_Information shown:_

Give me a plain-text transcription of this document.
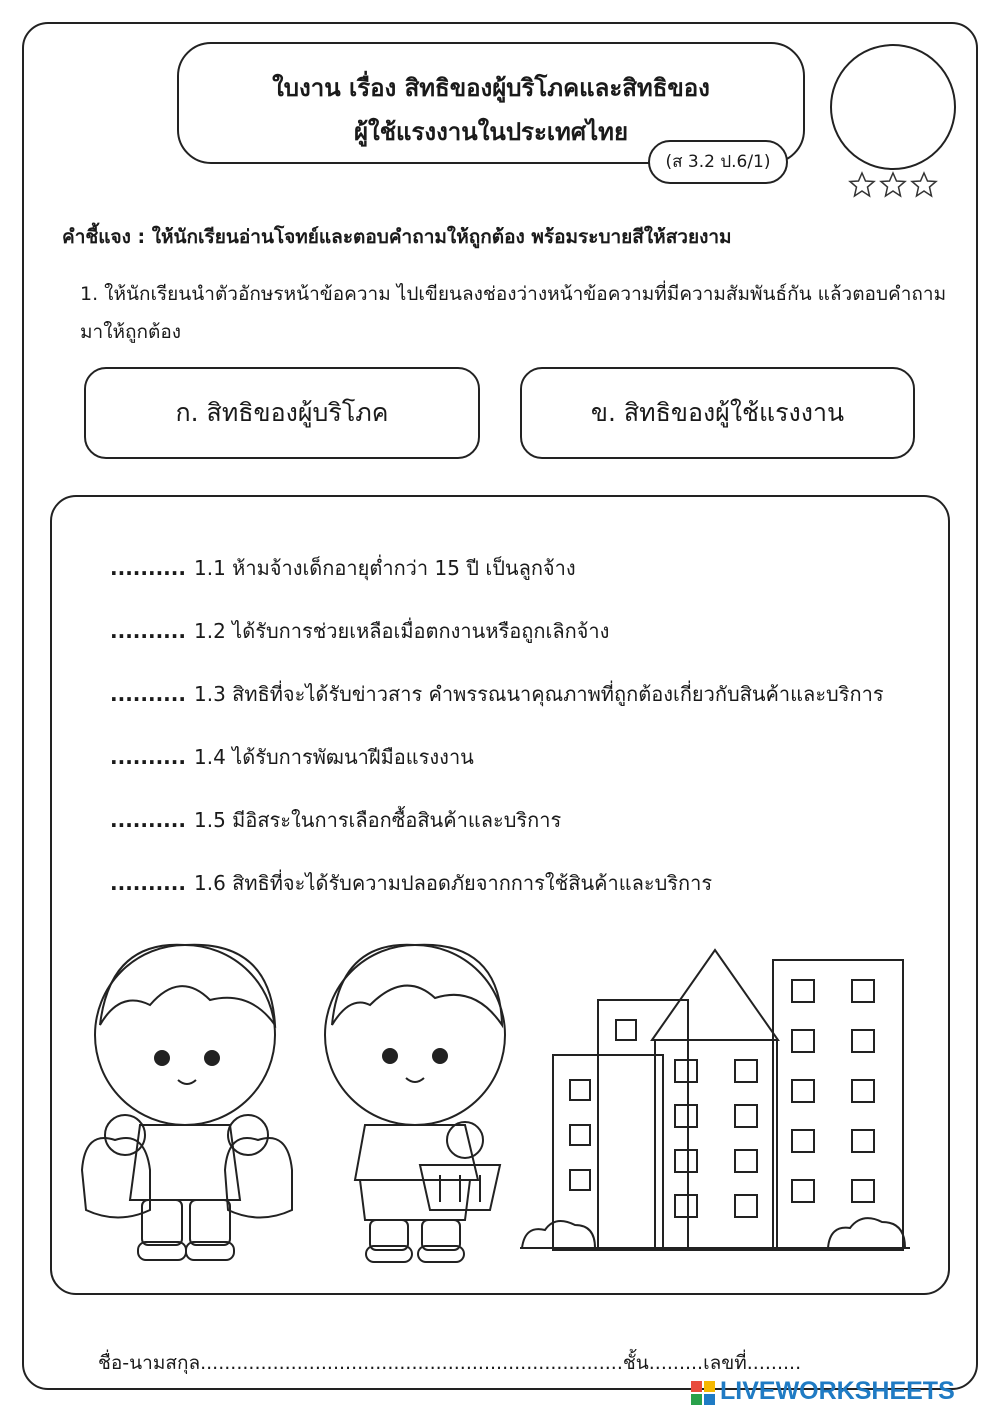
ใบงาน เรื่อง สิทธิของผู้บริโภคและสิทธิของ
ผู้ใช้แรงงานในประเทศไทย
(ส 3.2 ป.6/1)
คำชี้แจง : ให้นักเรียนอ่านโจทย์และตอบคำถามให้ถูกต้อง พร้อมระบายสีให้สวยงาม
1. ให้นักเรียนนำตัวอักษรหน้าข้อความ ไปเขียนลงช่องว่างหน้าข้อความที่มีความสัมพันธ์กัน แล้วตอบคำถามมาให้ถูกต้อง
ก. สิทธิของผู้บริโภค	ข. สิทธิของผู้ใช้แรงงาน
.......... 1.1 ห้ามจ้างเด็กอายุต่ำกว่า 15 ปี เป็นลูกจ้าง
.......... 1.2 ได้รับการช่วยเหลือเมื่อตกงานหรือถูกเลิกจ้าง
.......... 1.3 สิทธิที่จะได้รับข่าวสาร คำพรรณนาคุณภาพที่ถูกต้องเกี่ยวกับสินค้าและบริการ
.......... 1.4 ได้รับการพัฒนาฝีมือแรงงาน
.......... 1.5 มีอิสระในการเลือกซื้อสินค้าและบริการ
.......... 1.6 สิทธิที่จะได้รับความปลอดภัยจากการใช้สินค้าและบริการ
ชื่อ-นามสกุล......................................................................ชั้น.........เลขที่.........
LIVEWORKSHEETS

_Task to carry out:_ From the listing above, pick out each line where the word "าและบร" appears.

_Answer to the exercise:_
.......... 1.3 สิทธิที่จะได้รับข่าวสาร คำพรรณนาคุณภาพที่ถูกต้องเกี่ยวกับสินค้าและบริการ
.......... 1.5 มีอิสระในการเลือกซื้อสินค้าและบริการ
.......... 1.6 สิทธิที่จะได้รับความปลอดภัยจากการใช้สินค้าและบริการ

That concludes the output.